(Dataset items)
══════════

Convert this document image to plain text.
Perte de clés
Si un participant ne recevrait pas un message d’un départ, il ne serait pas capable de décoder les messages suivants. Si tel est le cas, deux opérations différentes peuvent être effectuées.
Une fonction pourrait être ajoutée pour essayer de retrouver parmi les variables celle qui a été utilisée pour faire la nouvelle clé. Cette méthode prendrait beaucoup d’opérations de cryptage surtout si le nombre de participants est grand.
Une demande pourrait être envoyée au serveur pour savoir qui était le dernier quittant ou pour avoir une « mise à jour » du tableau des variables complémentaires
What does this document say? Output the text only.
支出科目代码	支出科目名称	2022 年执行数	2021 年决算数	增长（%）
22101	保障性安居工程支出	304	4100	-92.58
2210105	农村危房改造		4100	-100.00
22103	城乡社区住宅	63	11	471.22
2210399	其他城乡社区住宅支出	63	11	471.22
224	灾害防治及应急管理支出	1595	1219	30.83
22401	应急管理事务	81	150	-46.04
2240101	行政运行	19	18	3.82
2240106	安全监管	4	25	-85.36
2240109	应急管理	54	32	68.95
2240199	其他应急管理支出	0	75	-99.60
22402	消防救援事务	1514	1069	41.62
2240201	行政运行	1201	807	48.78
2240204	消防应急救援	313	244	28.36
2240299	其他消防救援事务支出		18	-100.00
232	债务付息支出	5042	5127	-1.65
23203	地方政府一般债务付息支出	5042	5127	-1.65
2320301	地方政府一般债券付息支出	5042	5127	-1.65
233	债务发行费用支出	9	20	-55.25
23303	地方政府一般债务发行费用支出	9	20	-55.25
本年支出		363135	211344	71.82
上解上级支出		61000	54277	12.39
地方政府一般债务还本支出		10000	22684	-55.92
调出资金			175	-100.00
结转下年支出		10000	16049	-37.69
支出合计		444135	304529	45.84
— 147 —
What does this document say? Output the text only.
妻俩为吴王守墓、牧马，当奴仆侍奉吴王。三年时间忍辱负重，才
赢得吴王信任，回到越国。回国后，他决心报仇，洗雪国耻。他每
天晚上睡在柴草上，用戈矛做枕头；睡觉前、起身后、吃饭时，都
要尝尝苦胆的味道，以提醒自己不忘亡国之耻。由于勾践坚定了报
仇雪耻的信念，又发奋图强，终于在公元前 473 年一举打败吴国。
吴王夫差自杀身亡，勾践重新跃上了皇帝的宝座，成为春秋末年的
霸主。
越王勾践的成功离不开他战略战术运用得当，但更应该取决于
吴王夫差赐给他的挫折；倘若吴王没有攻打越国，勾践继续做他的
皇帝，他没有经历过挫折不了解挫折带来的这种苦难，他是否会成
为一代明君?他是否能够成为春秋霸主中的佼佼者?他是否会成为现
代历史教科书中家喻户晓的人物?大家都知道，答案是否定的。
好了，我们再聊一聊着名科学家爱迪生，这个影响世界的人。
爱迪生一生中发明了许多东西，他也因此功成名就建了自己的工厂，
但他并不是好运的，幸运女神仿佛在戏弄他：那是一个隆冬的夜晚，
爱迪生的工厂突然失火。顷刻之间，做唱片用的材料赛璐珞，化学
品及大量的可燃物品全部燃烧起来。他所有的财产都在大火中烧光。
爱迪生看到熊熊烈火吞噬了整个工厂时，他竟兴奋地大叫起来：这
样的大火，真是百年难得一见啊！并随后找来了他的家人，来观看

══════════

**Problem to solve:** Which lines contain the word "pour"? Copy each one.

**Expected output:**
Une fonction pourrait être ajoutée pour essayer de retrouver parmi les variables celle qui a été utilisée pour faire la nouvelle clé. Cette méthode prendrait beaucoup d’opérations de cryptage surtout si le nombre de participants est grand.
Une demande pourrait être envoyée au serveur pour savoir qui était le dernier quittant ou pour avoir une « mise à jour » du tableau des variables complémentaires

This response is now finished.